• **EXERCISE**
Select, from the material below, each line with "title" in it.

• **STORED ROWS**

** Begin **

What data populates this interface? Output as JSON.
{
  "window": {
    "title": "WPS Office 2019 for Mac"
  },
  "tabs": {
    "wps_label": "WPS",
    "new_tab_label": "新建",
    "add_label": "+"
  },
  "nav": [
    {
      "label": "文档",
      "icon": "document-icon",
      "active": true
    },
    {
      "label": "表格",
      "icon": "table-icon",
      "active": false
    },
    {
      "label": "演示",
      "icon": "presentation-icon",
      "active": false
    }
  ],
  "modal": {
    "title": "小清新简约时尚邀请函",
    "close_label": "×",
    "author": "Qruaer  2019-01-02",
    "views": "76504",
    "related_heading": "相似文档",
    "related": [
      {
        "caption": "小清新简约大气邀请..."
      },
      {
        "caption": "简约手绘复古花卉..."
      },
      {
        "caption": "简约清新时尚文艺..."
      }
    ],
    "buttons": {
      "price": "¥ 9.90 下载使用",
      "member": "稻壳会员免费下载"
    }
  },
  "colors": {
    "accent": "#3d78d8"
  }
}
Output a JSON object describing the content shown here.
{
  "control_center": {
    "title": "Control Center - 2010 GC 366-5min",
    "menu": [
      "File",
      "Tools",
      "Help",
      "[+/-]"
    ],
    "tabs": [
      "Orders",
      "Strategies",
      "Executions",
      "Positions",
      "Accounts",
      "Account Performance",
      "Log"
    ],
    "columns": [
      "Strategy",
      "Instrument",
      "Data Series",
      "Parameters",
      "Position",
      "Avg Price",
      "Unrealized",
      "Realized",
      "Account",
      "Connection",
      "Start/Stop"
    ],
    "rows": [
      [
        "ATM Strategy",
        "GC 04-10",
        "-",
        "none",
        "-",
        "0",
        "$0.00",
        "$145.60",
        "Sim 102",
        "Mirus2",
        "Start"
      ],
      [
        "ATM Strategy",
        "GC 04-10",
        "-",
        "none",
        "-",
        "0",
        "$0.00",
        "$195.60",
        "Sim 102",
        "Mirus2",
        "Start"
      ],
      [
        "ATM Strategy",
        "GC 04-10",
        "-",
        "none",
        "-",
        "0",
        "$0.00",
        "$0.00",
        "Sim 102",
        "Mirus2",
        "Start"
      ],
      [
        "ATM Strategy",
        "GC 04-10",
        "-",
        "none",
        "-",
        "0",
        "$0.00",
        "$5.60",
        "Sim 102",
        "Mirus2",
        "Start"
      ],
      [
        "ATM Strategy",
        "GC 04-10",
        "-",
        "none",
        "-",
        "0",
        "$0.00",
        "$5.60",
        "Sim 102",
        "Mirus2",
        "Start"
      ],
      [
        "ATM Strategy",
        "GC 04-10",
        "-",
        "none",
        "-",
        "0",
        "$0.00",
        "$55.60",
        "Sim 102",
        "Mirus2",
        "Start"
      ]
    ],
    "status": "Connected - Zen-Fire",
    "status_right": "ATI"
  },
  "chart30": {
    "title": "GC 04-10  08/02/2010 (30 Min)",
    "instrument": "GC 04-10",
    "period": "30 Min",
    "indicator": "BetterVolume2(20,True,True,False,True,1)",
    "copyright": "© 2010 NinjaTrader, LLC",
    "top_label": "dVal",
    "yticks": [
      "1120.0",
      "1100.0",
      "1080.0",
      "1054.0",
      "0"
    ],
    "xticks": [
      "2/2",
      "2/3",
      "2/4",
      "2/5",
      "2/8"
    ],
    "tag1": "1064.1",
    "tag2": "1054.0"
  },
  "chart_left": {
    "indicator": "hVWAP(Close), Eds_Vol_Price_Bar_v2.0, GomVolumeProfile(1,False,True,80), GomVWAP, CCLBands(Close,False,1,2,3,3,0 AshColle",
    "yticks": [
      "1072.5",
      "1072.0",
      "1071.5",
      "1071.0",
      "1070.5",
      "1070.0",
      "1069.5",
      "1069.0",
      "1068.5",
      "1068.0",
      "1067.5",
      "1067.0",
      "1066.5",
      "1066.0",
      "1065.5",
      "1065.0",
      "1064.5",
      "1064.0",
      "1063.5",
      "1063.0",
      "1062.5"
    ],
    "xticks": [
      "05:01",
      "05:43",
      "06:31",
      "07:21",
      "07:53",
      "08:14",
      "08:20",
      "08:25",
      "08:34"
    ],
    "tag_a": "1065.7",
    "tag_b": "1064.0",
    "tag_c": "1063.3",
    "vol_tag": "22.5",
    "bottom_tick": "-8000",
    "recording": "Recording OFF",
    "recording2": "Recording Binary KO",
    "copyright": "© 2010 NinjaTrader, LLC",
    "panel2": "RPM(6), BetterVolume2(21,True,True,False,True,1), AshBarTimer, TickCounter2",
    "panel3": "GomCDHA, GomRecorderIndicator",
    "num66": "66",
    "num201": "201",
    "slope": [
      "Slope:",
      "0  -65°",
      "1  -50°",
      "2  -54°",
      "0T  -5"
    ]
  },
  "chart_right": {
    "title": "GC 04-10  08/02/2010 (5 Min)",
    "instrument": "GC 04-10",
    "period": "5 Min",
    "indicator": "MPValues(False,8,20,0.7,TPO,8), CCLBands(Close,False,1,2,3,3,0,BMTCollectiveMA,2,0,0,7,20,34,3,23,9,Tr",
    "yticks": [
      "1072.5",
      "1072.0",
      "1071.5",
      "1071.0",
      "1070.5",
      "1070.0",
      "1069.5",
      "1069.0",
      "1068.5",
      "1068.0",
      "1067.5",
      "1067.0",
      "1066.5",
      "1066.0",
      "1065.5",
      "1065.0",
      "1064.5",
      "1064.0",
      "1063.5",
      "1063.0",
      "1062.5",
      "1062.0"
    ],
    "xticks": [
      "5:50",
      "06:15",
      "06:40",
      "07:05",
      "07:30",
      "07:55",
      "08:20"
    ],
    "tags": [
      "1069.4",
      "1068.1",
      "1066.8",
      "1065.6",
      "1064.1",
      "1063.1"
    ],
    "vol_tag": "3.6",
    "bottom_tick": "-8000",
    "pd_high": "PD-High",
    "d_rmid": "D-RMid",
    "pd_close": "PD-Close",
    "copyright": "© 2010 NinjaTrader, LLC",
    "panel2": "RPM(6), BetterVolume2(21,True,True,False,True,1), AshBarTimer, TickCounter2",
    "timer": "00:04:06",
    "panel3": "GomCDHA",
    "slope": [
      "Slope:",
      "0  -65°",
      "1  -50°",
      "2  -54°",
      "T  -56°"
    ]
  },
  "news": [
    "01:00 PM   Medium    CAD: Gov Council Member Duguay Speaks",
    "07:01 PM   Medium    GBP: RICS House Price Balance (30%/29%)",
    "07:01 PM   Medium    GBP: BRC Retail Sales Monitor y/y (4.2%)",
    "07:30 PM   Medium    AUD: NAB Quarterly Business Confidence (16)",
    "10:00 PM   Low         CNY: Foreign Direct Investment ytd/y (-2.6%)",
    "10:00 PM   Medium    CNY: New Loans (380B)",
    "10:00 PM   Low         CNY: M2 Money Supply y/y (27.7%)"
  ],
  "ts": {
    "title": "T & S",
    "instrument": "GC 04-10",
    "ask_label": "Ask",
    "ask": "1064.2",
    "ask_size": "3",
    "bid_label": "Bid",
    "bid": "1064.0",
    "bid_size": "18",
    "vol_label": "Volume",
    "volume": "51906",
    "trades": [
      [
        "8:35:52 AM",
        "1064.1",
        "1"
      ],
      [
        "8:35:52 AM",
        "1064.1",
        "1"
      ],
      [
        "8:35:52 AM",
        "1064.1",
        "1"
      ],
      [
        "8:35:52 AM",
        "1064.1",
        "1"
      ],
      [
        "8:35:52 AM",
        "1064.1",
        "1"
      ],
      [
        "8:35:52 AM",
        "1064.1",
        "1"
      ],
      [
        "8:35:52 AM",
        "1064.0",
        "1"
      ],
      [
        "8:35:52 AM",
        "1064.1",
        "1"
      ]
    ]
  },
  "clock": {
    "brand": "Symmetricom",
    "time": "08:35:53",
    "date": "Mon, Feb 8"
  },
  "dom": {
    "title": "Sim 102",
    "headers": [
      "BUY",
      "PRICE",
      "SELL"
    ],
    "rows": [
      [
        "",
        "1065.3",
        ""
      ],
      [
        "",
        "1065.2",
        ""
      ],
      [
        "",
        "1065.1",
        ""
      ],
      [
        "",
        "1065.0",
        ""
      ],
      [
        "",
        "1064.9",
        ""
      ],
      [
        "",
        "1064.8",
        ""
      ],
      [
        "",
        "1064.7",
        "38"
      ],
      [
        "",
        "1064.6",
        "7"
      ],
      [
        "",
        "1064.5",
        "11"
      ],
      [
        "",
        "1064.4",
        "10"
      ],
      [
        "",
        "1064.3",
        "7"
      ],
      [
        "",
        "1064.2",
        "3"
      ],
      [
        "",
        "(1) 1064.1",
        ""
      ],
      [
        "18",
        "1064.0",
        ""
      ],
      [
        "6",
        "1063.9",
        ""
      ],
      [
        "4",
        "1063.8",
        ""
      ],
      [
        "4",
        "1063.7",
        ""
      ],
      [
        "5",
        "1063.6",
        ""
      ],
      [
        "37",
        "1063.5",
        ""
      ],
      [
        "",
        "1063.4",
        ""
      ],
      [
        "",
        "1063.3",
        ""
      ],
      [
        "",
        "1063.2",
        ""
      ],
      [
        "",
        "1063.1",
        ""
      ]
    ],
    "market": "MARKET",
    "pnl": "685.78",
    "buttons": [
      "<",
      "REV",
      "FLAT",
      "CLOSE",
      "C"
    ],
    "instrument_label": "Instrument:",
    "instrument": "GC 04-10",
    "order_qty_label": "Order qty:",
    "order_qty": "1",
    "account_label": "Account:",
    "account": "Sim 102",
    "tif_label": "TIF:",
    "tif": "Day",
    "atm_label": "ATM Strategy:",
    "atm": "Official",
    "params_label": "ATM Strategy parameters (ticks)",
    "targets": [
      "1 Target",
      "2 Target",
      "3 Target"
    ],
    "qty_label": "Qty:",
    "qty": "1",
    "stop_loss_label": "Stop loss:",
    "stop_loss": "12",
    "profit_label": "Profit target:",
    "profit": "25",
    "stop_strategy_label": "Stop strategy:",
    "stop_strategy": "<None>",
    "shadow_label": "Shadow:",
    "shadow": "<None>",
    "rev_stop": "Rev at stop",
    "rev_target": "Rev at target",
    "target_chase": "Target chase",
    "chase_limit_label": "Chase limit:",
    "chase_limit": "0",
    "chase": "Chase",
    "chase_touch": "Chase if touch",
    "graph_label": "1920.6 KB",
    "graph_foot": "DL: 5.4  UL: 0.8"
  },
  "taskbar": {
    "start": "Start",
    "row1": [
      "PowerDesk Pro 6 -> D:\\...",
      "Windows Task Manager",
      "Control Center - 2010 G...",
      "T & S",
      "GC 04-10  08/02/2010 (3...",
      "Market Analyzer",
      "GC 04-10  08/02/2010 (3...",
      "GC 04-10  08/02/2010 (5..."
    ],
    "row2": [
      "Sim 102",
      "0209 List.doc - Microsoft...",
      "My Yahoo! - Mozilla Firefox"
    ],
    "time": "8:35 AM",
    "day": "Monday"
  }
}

** End **

• **TASK RESPONSE**
    "title": "WPS Office 2019 for Mac"
    "title": "小清新简约时尚邀请函",
    "title": "Control Center - 2010 GC 366-5min",
    "title": "GC 04-10  08/02/2010 (30 Min)",
    "title": "GC 04-10  08/02/2010 (5 Min)",
    "title": "T & S",
    "title": "Sim 102",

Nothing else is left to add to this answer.